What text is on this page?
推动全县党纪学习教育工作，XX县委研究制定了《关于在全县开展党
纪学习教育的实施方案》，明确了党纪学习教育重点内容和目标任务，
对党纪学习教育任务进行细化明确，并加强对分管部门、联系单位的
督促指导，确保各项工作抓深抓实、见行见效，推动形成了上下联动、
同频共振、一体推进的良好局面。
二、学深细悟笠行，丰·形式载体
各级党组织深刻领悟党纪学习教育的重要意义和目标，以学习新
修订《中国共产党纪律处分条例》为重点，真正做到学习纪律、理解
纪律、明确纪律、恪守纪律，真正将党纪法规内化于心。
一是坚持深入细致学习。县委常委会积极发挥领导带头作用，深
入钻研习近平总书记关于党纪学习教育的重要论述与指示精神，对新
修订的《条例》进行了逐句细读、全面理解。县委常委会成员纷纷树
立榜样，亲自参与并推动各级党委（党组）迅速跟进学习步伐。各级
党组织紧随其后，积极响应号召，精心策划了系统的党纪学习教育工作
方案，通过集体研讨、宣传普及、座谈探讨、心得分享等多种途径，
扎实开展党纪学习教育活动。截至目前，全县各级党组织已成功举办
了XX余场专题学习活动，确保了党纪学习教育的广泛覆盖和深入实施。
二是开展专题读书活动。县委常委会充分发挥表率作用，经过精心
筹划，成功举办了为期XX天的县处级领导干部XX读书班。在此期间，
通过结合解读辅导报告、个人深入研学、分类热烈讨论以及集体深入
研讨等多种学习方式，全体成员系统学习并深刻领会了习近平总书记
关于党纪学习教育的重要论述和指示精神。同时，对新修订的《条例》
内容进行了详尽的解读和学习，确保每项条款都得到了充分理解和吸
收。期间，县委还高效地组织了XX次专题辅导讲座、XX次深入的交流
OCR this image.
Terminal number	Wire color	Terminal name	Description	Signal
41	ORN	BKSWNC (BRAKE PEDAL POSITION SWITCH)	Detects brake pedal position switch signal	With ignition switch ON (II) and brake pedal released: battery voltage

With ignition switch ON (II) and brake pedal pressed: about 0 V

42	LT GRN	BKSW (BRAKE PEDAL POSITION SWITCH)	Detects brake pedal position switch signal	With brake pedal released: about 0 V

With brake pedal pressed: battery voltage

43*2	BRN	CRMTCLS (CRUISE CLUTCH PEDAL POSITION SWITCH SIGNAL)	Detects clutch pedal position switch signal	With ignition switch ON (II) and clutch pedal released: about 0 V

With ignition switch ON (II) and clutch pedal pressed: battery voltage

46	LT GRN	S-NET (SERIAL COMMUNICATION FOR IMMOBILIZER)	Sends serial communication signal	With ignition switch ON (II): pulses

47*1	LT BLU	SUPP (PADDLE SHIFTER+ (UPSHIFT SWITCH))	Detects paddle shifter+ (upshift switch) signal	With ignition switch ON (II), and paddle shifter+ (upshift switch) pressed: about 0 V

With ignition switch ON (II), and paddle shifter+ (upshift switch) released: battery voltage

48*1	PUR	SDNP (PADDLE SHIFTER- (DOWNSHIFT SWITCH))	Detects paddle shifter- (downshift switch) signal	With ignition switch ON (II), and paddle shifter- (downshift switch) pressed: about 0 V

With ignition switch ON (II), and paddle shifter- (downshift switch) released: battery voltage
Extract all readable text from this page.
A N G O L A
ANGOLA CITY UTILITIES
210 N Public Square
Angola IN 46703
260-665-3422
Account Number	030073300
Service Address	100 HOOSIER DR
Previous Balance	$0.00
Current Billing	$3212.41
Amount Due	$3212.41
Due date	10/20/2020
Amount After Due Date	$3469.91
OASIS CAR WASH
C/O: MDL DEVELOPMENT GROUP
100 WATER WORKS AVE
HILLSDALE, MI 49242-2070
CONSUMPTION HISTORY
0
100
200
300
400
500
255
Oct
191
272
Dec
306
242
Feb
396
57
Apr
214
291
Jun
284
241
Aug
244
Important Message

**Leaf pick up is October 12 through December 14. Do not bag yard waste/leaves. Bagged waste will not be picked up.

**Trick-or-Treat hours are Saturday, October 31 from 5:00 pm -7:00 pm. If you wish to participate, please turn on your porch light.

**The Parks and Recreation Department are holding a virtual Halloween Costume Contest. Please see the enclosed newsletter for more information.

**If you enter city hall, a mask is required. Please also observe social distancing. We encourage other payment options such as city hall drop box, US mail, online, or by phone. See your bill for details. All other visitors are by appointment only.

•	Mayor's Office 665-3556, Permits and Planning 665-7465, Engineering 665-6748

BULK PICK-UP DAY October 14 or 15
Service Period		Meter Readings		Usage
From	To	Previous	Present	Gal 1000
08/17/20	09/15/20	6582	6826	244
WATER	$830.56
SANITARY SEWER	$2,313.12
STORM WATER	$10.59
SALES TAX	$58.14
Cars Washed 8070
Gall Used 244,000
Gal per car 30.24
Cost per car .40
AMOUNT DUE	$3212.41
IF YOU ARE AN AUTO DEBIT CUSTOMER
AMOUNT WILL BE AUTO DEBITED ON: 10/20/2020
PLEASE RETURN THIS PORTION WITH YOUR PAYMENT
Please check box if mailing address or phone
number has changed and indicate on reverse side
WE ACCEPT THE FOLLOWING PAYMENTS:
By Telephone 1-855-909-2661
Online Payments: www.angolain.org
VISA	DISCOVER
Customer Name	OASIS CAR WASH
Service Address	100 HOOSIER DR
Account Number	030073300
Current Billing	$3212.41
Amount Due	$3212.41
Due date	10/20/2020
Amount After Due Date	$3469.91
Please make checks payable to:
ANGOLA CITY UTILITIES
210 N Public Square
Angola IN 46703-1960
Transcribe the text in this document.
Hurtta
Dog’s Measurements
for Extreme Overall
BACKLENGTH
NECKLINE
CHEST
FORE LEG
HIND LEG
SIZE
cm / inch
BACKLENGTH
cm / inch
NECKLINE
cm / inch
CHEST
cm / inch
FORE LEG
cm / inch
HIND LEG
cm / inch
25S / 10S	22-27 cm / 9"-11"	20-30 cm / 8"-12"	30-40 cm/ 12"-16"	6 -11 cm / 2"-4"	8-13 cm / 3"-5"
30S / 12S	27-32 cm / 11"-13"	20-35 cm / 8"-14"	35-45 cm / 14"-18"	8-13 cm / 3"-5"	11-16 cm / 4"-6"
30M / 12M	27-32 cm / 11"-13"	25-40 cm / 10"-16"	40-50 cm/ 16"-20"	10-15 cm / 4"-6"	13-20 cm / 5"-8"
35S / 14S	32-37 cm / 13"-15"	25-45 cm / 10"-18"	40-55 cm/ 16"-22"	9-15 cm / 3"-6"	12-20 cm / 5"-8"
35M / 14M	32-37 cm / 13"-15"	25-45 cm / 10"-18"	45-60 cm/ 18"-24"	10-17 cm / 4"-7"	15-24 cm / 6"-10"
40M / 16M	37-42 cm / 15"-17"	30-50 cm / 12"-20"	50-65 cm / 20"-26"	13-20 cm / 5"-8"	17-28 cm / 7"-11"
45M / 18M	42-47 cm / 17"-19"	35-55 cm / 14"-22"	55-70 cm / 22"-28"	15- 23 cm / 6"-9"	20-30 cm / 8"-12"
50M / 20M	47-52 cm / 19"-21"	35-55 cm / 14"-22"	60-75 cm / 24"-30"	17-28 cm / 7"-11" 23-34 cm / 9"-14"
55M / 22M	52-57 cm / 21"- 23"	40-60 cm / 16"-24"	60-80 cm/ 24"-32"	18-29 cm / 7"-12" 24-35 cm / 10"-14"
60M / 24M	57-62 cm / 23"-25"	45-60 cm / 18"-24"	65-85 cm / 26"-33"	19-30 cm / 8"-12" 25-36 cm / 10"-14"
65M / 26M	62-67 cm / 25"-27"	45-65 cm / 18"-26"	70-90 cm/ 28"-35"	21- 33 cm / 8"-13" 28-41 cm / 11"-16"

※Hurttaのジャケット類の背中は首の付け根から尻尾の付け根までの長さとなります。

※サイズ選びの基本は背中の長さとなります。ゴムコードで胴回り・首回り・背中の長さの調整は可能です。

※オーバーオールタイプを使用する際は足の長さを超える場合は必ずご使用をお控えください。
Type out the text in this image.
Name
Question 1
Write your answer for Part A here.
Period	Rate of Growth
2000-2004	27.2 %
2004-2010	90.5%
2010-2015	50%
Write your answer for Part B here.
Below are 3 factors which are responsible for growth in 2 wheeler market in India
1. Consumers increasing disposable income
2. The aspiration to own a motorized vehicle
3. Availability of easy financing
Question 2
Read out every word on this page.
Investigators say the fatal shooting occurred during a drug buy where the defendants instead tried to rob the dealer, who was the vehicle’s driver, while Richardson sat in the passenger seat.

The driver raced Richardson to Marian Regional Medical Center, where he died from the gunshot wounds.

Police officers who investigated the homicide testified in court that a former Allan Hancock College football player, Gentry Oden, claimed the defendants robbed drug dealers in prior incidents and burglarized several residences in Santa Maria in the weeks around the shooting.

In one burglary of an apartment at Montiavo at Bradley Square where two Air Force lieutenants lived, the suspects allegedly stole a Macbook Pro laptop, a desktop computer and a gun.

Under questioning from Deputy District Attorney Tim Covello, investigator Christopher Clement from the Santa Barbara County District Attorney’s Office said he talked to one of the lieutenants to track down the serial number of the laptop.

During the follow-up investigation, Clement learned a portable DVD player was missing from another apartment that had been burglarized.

= = =

Task prompt: Identify and list each line with the word "burglarized".

Result of this task:
Police officers who investigated the homicide testified in court that a former Allan Hancock College football player, Gentry Oden, claimed the defendants robbed drug dealers in prior incidents and burglarized several residences in Santa Maria in the weeks around the shooting.
During the follow-up investigation, Clement learned a portable DVD player was missing from another apartment that had been burglarized.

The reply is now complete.